=== Records provided ===

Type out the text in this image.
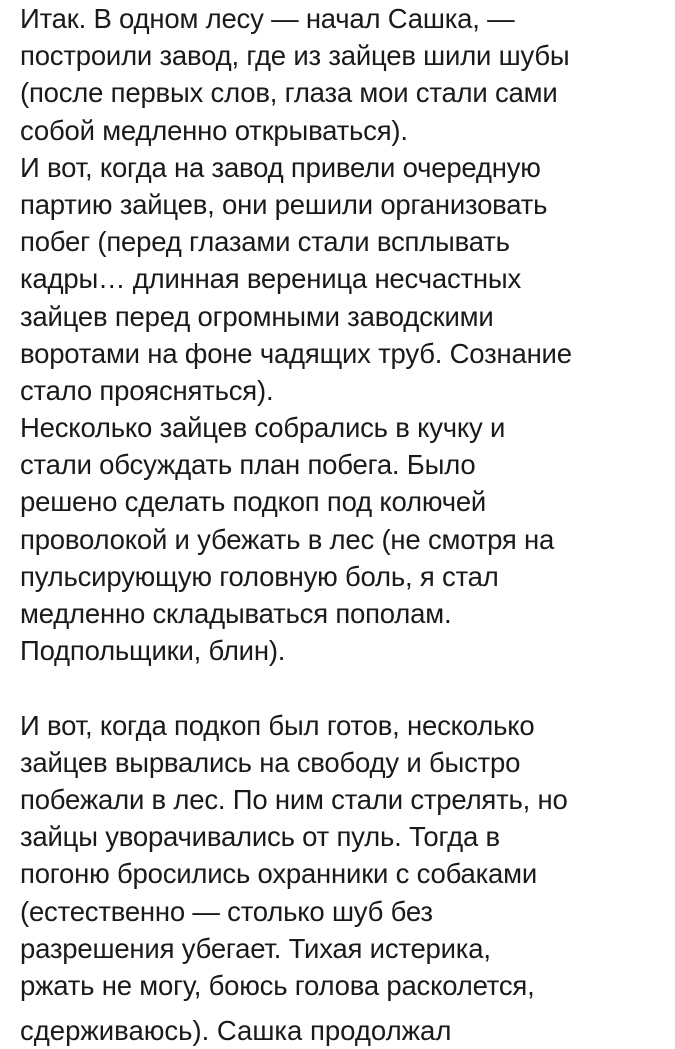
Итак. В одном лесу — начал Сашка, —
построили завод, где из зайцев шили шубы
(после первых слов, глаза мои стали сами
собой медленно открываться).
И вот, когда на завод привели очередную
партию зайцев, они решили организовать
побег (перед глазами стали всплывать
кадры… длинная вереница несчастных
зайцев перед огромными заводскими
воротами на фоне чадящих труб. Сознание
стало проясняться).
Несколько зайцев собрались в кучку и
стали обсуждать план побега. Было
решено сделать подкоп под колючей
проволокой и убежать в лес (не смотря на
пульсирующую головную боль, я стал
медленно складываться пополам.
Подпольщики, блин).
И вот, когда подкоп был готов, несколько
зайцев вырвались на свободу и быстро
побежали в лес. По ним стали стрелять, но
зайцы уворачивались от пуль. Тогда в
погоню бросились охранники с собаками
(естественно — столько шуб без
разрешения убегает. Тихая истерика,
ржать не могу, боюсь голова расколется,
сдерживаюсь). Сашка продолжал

===
=== Records provided ===

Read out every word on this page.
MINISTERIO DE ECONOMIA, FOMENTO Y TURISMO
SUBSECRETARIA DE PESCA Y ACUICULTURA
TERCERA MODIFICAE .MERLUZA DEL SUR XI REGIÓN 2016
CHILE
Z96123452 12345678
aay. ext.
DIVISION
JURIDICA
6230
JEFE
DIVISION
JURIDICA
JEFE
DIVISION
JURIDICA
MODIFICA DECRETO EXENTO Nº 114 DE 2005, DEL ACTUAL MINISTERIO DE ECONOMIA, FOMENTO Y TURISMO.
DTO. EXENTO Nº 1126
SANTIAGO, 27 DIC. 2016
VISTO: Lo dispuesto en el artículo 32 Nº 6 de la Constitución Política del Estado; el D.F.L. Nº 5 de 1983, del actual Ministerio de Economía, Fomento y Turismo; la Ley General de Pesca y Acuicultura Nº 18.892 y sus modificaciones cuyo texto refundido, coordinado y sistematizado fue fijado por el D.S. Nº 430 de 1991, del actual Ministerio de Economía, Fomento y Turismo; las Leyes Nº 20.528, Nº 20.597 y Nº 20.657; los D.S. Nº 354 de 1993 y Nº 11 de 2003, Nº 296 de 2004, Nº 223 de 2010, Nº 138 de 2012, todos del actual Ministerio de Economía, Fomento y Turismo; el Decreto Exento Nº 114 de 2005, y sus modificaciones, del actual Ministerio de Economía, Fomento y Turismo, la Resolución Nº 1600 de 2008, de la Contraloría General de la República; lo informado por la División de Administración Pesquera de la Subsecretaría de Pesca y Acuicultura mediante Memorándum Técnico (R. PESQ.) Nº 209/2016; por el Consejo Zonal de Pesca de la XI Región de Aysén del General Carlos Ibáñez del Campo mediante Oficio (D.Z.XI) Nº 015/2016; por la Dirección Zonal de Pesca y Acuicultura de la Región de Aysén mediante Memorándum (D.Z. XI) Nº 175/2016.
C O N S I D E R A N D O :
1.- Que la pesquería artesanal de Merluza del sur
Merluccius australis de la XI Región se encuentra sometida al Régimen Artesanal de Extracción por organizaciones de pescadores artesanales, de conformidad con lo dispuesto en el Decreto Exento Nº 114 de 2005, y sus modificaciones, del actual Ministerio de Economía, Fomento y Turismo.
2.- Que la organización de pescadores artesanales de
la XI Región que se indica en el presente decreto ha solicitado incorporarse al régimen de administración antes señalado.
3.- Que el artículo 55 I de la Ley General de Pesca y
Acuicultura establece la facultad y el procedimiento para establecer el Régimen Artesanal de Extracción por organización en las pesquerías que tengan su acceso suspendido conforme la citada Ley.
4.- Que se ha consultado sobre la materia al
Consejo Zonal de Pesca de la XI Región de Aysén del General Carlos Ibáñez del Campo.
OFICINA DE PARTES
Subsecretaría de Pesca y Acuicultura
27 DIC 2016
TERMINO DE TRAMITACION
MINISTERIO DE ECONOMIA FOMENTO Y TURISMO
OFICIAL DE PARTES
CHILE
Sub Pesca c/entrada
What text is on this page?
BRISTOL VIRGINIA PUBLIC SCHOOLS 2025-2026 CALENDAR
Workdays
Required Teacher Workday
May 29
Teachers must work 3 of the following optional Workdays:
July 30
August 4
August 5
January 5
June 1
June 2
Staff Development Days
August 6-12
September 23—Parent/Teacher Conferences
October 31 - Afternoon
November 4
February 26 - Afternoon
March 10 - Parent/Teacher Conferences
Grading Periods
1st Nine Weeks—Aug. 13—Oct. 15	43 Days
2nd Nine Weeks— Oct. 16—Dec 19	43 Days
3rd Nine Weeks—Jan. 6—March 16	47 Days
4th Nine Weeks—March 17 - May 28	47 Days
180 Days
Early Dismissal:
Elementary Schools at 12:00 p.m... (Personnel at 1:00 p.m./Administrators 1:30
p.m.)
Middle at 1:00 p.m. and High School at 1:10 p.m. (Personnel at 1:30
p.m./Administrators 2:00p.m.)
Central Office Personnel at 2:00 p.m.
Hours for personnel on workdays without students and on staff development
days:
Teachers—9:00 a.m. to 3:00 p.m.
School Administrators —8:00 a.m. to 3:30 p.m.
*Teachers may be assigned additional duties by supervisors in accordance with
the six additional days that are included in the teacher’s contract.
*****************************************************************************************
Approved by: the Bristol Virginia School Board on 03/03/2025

===
=== Records provided ===

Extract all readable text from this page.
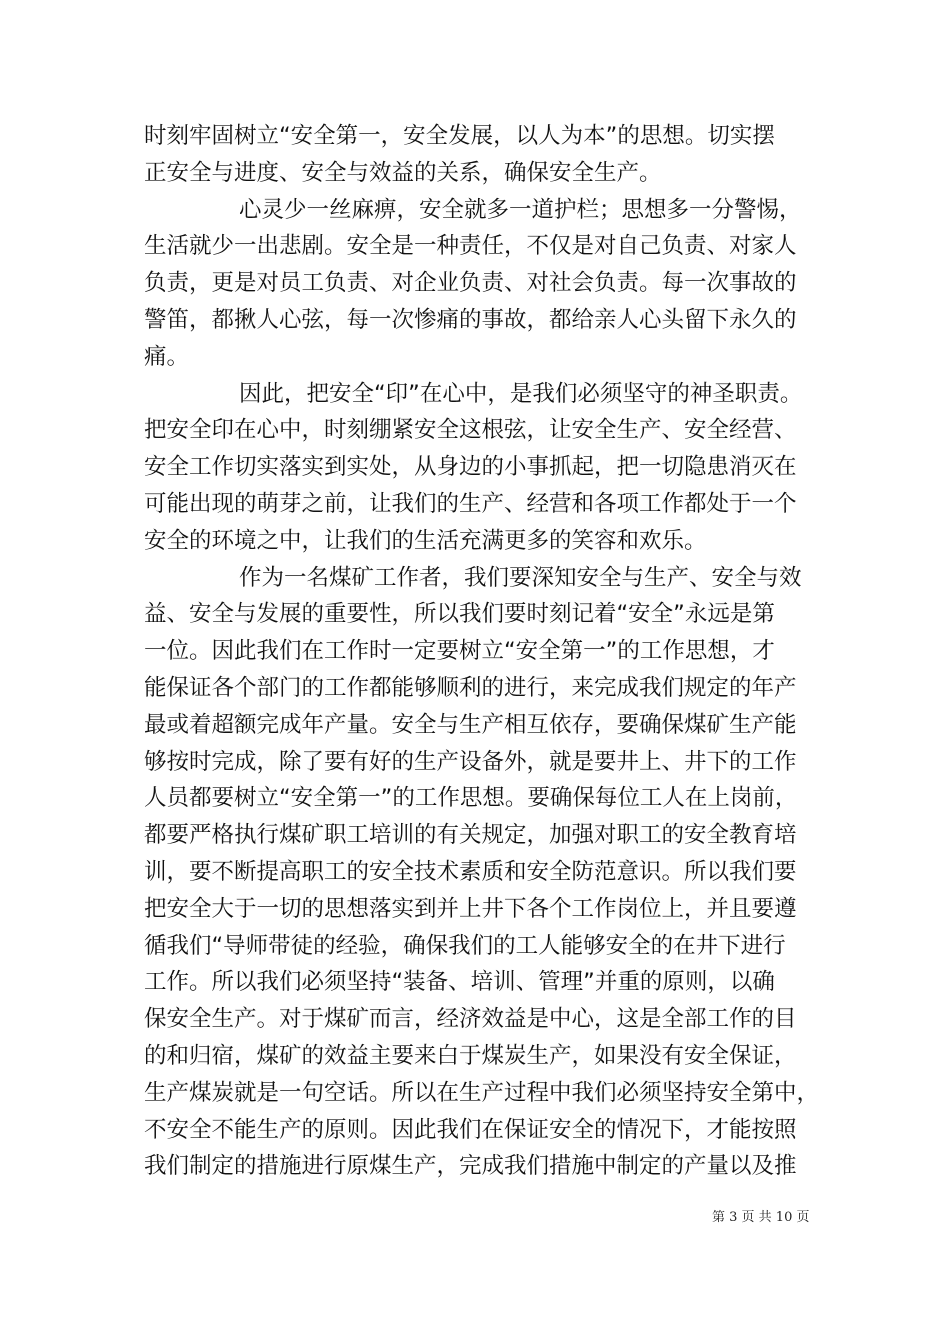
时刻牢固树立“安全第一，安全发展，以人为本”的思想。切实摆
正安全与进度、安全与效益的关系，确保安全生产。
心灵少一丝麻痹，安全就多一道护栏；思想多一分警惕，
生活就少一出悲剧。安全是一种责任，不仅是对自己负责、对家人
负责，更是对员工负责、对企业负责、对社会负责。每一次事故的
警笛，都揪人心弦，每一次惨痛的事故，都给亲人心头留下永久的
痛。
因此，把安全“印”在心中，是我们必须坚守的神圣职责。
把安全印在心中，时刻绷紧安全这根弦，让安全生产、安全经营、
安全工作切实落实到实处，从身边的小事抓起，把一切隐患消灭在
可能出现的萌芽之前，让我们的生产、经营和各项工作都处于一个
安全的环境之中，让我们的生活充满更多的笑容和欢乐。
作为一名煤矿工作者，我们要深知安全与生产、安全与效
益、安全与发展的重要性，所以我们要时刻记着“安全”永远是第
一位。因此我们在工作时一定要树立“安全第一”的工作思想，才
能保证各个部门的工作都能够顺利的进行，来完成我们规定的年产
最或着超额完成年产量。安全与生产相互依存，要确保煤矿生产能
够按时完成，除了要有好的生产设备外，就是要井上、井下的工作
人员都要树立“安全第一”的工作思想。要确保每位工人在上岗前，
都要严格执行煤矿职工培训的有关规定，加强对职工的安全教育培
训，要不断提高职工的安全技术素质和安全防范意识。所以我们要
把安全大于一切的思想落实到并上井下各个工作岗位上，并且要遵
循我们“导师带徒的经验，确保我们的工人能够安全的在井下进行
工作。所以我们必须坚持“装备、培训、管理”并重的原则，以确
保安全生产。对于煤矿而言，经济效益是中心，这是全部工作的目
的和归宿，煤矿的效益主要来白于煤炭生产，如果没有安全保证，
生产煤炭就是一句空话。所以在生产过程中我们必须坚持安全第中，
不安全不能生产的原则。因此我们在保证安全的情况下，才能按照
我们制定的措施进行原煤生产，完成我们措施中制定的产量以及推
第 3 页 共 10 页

===

#### The problem:
Report how many lines of the data hold the string "General"; give only the number.

#### Solution to the problem:
3